***** Reading text

The Indian Institute of Architects made a similar plea around the same time. “We have learnt that some of the iconic structures… which stood testimony to the nation’s prowess in structural engineering and architecture… are being demolished,” the national body of architects said in a letter to the Indian government. It beseeched against the razing of the structures.

By all signs, the entreaties have swayed nobody.

It was in November 2015 that the demolition of the exhibition halls at Pragati Maidan, under a redevelopment project proposed by Commerce Ministry’s India Trade Promotion Organisation, was confirmed. In their stead, the government plans to construct a state-of-the-art convention centre, a hotel and a parking lot – much to the horror of Indian architects.

In a written reply to the Lok Sabha in 2015, Commerce and Industry Minister Nirmala Sitharaman said, “As per preliminary details of phase-I, it is proposed to develop 100,000 sq. m. of exhibition space and a 7,000 seater convention centre along with support facilities and parking space for 4,800 passenger cars. Other details, such as funding and schedule of completion, are yet to be firmed up.”

**********
***** Data extract

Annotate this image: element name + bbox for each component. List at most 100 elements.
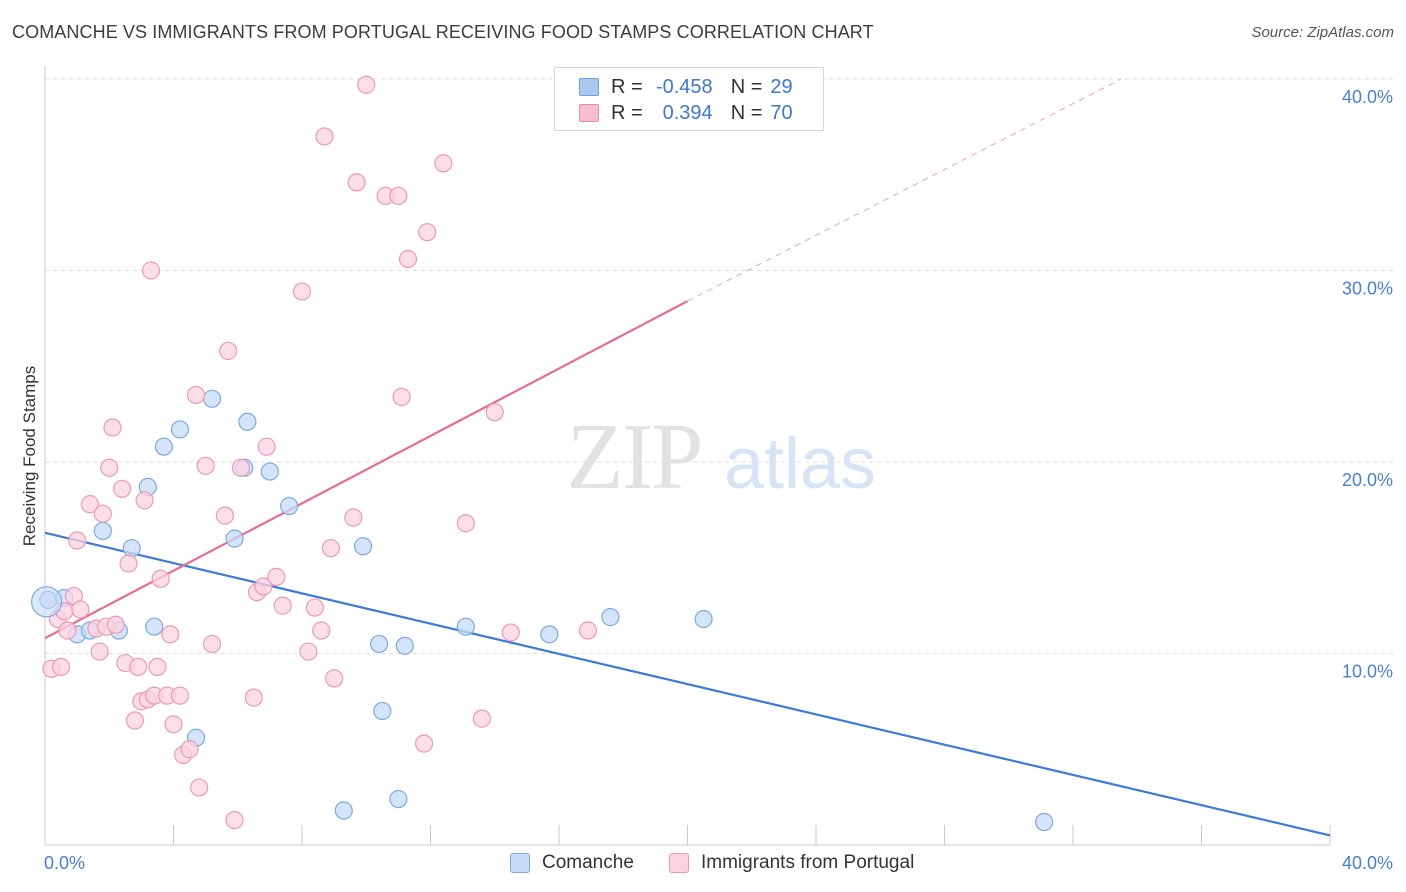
comanche-point xyxy=(170,420,190,439)
legend-label-comanche: Comanche xyxy=(542,852,634,873)
portugal-point xyxy=(106,615,125,634)
tick-labels: 10.0% 20.0% 30.0% 40.0% 0.0% 40.0% xyxy=(44,87,1393,873)
portugal-point xyxy=(357,75,376,94)
comanche-point xyxy=(370,634,389,654)
portugal-point xyxy=(51,657,71,677)
portugal-point xyxy=(231,458,251,477)
portugal-point xyxy=(398,249,418,269)
gridlines xyxy=(45,78,1395,654)
comanche-point xyxy=(238,412,257,431)
portugal-point xyxy=(125,711,145,730)
comanche-trend-line xyxy=(44,531,1331,837)
comanche-point xyxy=(154,437,173,456)
r-value: -0.458 xyxy=(655,75,713,98)
portugal-point xyxy=(219,341,238,361)
legend-swatch-comanche xyxy=(510,853,530,873)
portugal-point xyxy=(71,600,90,619)
portugal-point xyxy=(434,154,453,173)
portugal-point xyxy=(90,642,109,661)
portugal-point xyxy=(141,261,161,280)
comanche-point xyxy=(225,529,244,548)
portugal-point xyxy=(292,282,312,301)
n-value: 70 xyxy=(770,101,793,124)
watermark-atlas: atlas xyxy=(724,424,876,504)
y-tick-label: 40.0% xyxy=(1342,87,1393,107)
portugal-point xyxy=(100,458,119,477)
y-tick-label: 20.0% xyxy=(1342,470,1393,490)
y-tick-label: 30.0% xyxy=(1342,279,1393,299)
portugal-point xyxy=(58,621,77,640)
n-value: 29 xyxy=(770,75,793,98)
n-label: N = xyxy=(730,101,763,124)
comanche-point xyxy=(1034,812,1054,832)
chart-title: COMANCHE VS IMMIGRANTS FROM PORTUGAL REC… xyxy=(12,22,874,42)
portugal-point xyxy=(501,623,520,642)
portugal-point xyxy=(321,539,341,558)
portugal-point xyxy=(151,569,170,588)
r-value: 0.394 xyxy=(662,101,713,124)
portugal-point xyxy=(129,657,148,677)
portugal-trend-line xyxy=(44,300,689,640)
portugal-point xyxy=(418,223,437,242)
comanche-point xyxy=(260,462,279,481)
stats-row-portugal: R = 0.394 N = 70 xyxy=(555,100,793,126)
comanche-point xyxy=(202,389,222,408)
stats-legend: R = -0.458 N = 29 R = 0.394 N = 70 xyxy=(554,67,824,131)
x-tick-label: 0.0% xyxy=(44,853,85,873)
comanche-point xyxy=(122,539,141,558)
portugal-point xyxy=(215,506,234,525)
portugal-point xyxy=(119,554,138,573)
portugal-point xyxy=(148,657,167,677)
portugal-point xyxy=(202,634,222,654)
portugal-point xyxy=(164,715,183,734)
watermark-zip: ZIP xyxy=(567,405,702,509)
portugal-point xyxy=(135,491,154,510)
n-label: N = xyxy=(730,75,763,98)
portugal-point xyxy=(161,625,180,644)
portugal-point xyxy=(80,495,100,514)
comanche-point xyxy=(395,636,414,655)
portugal-point xyxy=(254,577,273,596)
portugal-point xyxy=(344,508,363,527)
r-label: R = xyxy=(611,75,643,98)
portugal-point xyxy=(257,437,276,456)
portugal-point xyxy=(112,479,132,498)
comanche-point xyxy=(540,625,559,644)
portugal-point xyxy=(325,669,344,688)
source-label: Source: ZipAtlas.com xyxy=(1251,24,1394,41)
comanche-point xyxy=(373,701,392,721)
comanche-point xyxy=(280,496,299,516)
portugal-point xyxy=(267,567,286,587)
portugal-point xyxy=(305,598,324,617)
comanche-point xyxy=(389,789,408,809)
comanche-point xyxy=(694,609,713,629)
comanche-swatch xyxy=(579,78,599,96)
data-points xyxy=(31,75,1054,832)
comanche-point xyxy=(31,586,63,618)
portugal-point xyxy=(299,642,318,661)
x-tick-label: 40.0% xyxy=(1342,853,1393,873)
comanche-point xyxy=(145,617,164,636)
legend-item-comanche: Comanche xyxy=(510,852,634,874)
portugal-point xyxy=(273,596,292,615)
portugal-point xyxy=(315,127,334,146)
portugal-point xyxy=(103,418,122,437)
portugal-point xyxy=(190,778,209,797)
axes xyxy=(44,66,1331,846)
comanche-point xyxy=(93,521,112,541)
comanche-point xyxy=(601,608,620,627)
series-legend: Comanche Immigrants from Portugal xyxy=(0,852,1406,878)
comanche-point xyxy=(456,617,475,636)
legend-item-portugal: Immigrants from Portugal xyxy=(669,852,914,874)
portugal-point xyxy=(389,186,408,205)
portugal-point xyxy=(93,504,112,523)
comanche-point xyxy=(334,801,353,820)
portugal-point xyxy=(312,621,331,640)
legend-swatch-portugal xyxy=(669,853,689,873)
portugal-point xyxy=(186,385,206,405)
y-tick-label: 10.0% xyxy=(1342,662,1393,682)
portugal-point xyxy=(485,403,504,422)
portugal-point xyxy=(414,734,434,753)
portugal-swatch xyxy=(579,104,599,122)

**********

▶ [Exercise requirements]:
1) From the records, copy out every line from the one containing "comanche-point xyxy=(170,420,190,439)" through the one containing "portugal-point xyxy=(58,621,77,640)", including both of those lines, without changing anything.
2) Continue the passage on the Pragati Maidan demolition from the point where it stops.

▶ [Expected results]:
1)
comanche-point xyxy=(170,420,190,439)
legend-label-comanche: Comanche xyxy=(542,852,634,873)
portugal-point xyxy=(106,615,125,634)
tick-labels: 10.0% 20.0% 30.0% 40.0% 0.0% 40.0% xyxy=(44,87,1393,873)
portugal-point xyxy=(357,75,376,94)
comanche-point xyxy=(370,634,389,654)
portugal-point xyxy=(51,657,71,677)
portugal-point xyxy=(231,458,251,477)
portugal-point xyxy=(398,249,418,269)
gridlines xyxy=(45,78,1395,654)
comanche-point xyxy=(238,412,257,431)
portugal-point xyxy=(125,711,145,730)
comanche-trend-line xyxy=(44,531,1331,837)
comanche-point xyxy=(154,437,173,456)
r-value: -0.458 xyxy=(655,75,713,98)
portugal-point xyxy=(219,341,238,361)
legend-swatch-comanche xyxy=(510,853,530,873)
portugal-point xyxy=(71,600,90,619)
portugal-point xyxy=(434,154,453,173)
portugal-point xyxy=(90,642,109,661)
portugal-point xyxy=(141,261,161,280)
comanche-point xyxy=(225,529,244,548)
portugal-point xyxy=(292,282,312,301)
n-value: 70 xyxy=(770,101,793,124)
watermark-atlas: atlas xyxy=(724,424,876,504)
y-tick-label: 40.0% xyxy=(1342,87,1393,107)
portugal-point xyxy=(100,458,119,477)
y-tick-label: 20.0% xyxy=(1342,470,1393,490)
y-tick-label: 30.0% xyxy=(1342,279,1393,299)
portugal-point xyxy=(58,621,77,640)

2)
The threatened buildings were constructed between 1969 and 1972, the year independent India turned 25. Designed by architect Raj Rewal, Arun Rewal’s uncle, and engineer Mahendra Raj, the three structures were held up as symbols of a progressive India and they have gained iconicity for their modern architecture.

Anyone who has grown up in the national capital knows them intimately. Most Delhiites have visited the buildings during one fair or another at Pragati Maidan, be it a book fair, auto expo (before it shifted to Noida) or trade fair. Just walking through the zig-zag, fenced path leading up to Pragati Maidan’s ticket counter, dragging a tote bag (or four) for books, is enough to inspire nostalgia in many.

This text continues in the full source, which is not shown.